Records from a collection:
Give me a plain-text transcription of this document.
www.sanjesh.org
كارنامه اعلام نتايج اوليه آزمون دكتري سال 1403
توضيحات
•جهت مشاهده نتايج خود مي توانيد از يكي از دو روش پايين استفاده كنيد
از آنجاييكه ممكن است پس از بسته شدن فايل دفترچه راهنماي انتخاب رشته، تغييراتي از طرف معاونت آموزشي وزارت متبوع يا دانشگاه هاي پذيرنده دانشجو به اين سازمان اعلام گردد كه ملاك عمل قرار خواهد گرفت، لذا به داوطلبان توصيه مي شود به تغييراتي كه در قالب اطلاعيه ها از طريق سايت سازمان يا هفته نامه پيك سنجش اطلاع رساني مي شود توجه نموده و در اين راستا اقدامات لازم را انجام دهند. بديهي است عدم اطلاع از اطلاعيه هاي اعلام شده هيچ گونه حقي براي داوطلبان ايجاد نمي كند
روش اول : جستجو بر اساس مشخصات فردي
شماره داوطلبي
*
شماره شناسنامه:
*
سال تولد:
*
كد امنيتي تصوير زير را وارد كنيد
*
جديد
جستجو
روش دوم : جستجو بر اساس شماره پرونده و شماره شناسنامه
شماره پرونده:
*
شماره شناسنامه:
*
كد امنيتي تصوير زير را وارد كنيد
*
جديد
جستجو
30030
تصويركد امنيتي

→ **STATED TASK**: Copy each line of the records that contains the word "جستجو".

→ **FINISHED ANSWER**:
روش اول : جستجو بر اساس مشخصات فردي
جستجو
روش دوم : جستجو بر اساس شماره پرونده و شماره شناسنامه
جستجو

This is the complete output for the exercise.